§ CHALLENGE
Rewrite every line of all the items below, substituting "plot-area" for each occurrence of "plot-frame" and leaving everything else unchanged.

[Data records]

────────────────

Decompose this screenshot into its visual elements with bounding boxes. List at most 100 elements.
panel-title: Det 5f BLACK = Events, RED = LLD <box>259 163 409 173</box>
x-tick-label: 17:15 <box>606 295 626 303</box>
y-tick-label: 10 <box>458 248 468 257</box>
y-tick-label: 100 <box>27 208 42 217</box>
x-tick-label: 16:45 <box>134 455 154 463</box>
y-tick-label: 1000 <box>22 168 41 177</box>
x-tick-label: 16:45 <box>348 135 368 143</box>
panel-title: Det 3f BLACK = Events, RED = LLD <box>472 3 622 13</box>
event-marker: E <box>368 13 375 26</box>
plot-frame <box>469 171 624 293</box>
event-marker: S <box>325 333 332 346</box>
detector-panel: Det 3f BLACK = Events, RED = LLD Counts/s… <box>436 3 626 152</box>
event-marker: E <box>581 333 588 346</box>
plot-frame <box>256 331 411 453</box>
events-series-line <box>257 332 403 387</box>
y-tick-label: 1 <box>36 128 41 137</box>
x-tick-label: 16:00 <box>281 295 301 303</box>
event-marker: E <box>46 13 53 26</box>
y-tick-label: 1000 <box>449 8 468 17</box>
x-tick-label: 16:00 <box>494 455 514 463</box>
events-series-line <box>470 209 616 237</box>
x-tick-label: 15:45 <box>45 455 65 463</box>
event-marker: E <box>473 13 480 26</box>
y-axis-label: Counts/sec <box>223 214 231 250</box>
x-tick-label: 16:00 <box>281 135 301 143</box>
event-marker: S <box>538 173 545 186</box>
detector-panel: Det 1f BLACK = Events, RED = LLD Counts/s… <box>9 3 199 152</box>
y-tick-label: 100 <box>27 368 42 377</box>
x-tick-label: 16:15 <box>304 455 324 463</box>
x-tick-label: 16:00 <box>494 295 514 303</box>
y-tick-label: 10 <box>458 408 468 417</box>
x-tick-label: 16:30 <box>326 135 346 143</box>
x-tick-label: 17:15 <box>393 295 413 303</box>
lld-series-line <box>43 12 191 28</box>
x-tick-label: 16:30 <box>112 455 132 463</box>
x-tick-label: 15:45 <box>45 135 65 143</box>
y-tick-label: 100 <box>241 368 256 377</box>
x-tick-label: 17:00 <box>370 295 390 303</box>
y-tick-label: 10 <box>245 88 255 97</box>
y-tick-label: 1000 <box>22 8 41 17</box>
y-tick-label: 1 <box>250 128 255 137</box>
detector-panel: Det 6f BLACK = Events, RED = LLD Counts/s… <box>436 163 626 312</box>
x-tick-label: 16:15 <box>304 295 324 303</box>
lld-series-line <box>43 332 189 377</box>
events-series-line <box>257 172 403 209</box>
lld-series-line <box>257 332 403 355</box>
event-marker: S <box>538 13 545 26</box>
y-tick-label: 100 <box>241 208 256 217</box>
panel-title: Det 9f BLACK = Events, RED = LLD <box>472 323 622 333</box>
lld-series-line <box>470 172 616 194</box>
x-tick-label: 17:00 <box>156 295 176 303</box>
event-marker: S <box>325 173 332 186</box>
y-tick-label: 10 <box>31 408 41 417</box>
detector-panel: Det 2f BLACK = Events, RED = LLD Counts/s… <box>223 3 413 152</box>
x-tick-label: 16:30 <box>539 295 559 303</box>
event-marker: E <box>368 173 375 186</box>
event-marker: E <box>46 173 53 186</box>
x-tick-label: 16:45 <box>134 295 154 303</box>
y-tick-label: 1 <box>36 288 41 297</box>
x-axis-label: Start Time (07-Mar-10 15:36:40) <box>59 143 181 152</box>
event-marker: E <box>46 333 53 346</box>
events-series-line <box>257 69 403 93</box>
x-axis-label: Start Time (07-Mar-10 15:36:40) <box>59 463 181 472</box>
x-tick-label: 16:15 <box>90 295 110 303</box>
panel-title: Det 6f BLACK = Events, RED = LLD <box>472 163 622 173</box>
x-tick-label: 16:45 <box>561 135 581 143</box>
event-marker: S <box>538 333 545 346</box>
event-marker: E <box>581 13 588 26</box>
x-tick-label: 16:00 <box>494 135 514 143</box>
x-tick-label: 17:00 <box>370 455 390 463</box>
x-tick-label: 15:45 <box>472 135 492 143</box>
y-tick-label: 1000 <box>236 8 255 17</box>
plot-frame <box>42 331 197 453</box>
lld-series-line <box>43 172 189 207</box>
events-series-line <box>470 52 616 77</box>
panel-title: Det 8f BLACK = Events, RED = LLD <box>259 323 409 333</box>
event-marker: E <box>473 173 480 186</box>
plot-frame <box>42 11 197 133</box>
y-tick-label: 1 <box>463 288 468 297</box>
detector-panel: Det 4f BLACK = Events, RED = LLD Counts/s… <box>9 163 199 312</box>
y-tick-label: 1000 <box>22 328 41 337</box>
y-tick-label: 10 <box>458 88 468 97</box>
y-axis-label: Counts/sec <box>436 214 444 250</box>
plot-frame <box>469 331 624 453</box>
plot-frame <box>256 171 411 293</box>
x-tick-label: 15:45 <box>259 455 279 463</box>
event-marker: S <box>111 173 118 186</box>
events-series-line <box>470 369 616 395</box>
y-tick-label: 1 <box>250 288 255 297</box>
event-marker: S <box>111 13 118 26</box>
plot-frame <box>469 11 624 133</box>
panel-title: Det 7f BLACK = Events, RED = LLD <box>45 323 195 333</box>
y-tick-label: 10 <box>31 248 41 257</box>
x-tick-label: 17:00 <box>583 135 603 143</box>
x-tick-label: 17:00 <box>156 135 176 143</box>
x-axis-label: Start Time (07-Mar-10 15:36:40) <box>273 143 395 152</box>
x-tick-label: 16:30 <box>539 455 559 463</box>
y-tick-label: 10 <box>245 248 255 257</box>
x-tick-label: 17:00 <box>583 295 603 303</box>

────────────────

§ SOLUTION FOR THIS TASK
Decompose this screenshot into its visual elements with bounding boxes. List at most 100 elements.
panel-title: Det 5f BLACK = Events, RED = LLD <box>259 163 409 173</box>
x-tick-label: 17:15 <box>606 295 626 303</box>
y-tick-label: 10 <box>458 248 468 257</box>
y-tick-label: 100 <box>27 208 42 217</box>
x-tick-label: 16:45 <box>134 455 154 463</box>
y-tick-label: 1000 <box>22 168 41 177</box>
x-tick-label: 16:45 <box>348 135 368 143</box>
panel-title: Det 3f BLACK = Events, RED = LLD <box>472 3 622 13</box>
event-marker: E <box>368 13 375 26</box>
plot-area <box>469 171 624 293</box>
event-marker: S <box>325 333 332 346</box>
detector-panel: Det 3f BLACK = Events, RED = LLD Counts/s… <box>436 3 626 152</box>
event-marker: E <box>581 333 588 346</box>
plot-area <box>256 331 411 453</box>
events-series-line <box>257 332 403 387</box>
y-tick-label: 1 <box>36 128 41 137</box>
x-tick-label: 16:00 <box>281 295 301 303</box>
event-marker: E <box>46 13 53 26</box>
y-tick-label: 1000 <box>449 8 468 17</box>
x-tick-label: 16:00 <box>494 455 514 463</box>
events-series-line <box>470 209 616 237</box>
x-tick-label: 15:45 <box>45 455 65 463</box>
event-marker: E <box>473 13 480 26</box>
y-axis-label: Counts/sec <box>223 214 231 250</box>
x-tick-label: 16:00 <box>281 135 301 143</box>
event-marker: S <box>538 173 545 186</box>
detector-panel: Det 1f BLACK = Events, RED = LLD Counts/s… <box>9 3 199 152</box>
y-tick-label: 100 <box>27 368 42 377</box>
x-tick-label: 16:15 <box>304 455 324 463</box>
x-tick-label: 16:00 <box>494 295 514 303</box>
y-tick-label: 10 <box>458 408 468 417</box>
x-tick-label: 16:30 <box>326 135 346 143</box>
x-tick-label: 17:15 <box>393 295 413 303</box>
lld-series-line <box>43 12 191 28</box>
x-tick-label: 16:30 <box>112 455 132 463</box>
x-tick-label: 15:45 <box>45 135 65 143</box>
y-tick-label: 100 <box>241 368 256 377</box>
x-tick-label: 17:00 <box>370 295 390 303</box>
y-tick-label: 10 <box>245 88 255 97</box>
y-tick-label: 1000 <box>22 8 41 17</box>
y-tick-label: 1 <box>250 128 255 137</box>
detector-panel: Det 6f BLACK = Events, RED = LLD Counts/s… <box>436 163 626 312</box>
x-tick-label: 16:15 <box>304 295 324 303</box>
lld-series-line <box>43 332 189 377</box>
events-series-line <box>257 172 403 209</box>
lld-series-line <box>257 332 403 355</box>
event-marker: S <box>538 13 545 26</box>
y-tick-label: 100 <box>241 208 256 217</box>
panel-title: Det 9f BLACK = Events, RED = LLD <box>472 323 622 333</box>
lld-series-line <box>470 172 616 194</box>
x-tick-label: 17:00 <box>156 295 176 303</box>
event-marker: S <box>325 173 332 186</box>
y-tick-label: 10 <box>31 408 41 417</box>
detector-panel: Det 2f BLACK = Events, RED = LLD Counts/s… <box>223 3 413 152</box>
x-tick-label: 16:30 <box>539 295 559 303</box>
event-marker: E <box>368 173 375 186</box>
event-marker: E <box>46 173 53 186</box>
x-tick-label: 16:45 <box>134 295 154 303</box>
y-tick-label: 1 <box>36 288 41 297</box>
x-axis-label: Start Time (07-Mar-10 15:36:40) <box>59 143 181 152</box>
event-marker: E <box>46 333 53 346</box>
events-series-line <box>257 69 403 93</box>
x-axis-label: Start Time (07-Mar-10 15:36:40) <box>59 463 181 472</box>
x-tick-label: 16:15 <box>90 295 110 303</box>
panel-title: Det 6f BLACK = Events, RED = LLD <box>472 163 622 173</box>
x-tick-label: 16:45 <box>561 135 581 143</box>
event-marker: S <box>538 333 545 346</box>
event-marker: E <box>581 13 588 26</box>
x-tick-label: 16:00 <box>494 135 514 143</box>
x-tick-label: 17:00 <box>370 455 390 463</box>
x-tick-label: 15:45 <box>472 135 492 143</box>
y-tick-label: 1000 <box>236 8 255 17</box>
plot-area <box>42 331 197 453</box>
lld-series-line <box>43 172 189 207</box>
events-series-line <box>470 52 616 77</box>
panel-title: Det 8f BLACK = Events, RED = LLD <box>259 323 409 333</box>
event-marker: E <box>473 173 480 186</box>
plot-area <box>42 11 197 133</box>
y-tick-label: 1 <box>463 288 468 297</box>
detector-panel: Det 4f BLACK = Events, RED = LLD Counts/s… <box>9 163 199 312</box>
y-tick-label: 1000 <box>22 328 41 337</box>
y-tick-label: 10 <box>458 88 468 97</box>
y-axis-label: Counts/sec <box>436 214 444 250</box>
plot-area <box>469 331 624 453</box>
plot-area <box>256 171 411 293</box>
x-tick-label: 15:45 <box>259 455 279 463</box>
event-marker: S <box>111 173 118 186</box>
events-series-line <box>470 369 616 395</box>
y-tick-label: 1 <box>250 288 255 297</box>
event-marker: S <box>111 13 118 26</box>
plot-area <box>469 11 624 133</box>
panel-title: Det 7f BLACK = Events, RED = LLD <box>45 323 195 333</box>
y-tick-label: 10 <box>31 248 41 257</box>
x-tick-label: 17:00 <box>583 135 603 143</box>
x-tick-label: 17:00 <box>156 135 176 143</box>
x-axis-label: Start Time (07-Mar-10 15:36:40) <box>273 143 395 152</box>
x-tick-label: 16:30 <box>539 455 559 463</box>
y-tick-label: 10 <box>245 248 255 257</box>
x-tick-label: 17:00 <box>583 295 603 303</box>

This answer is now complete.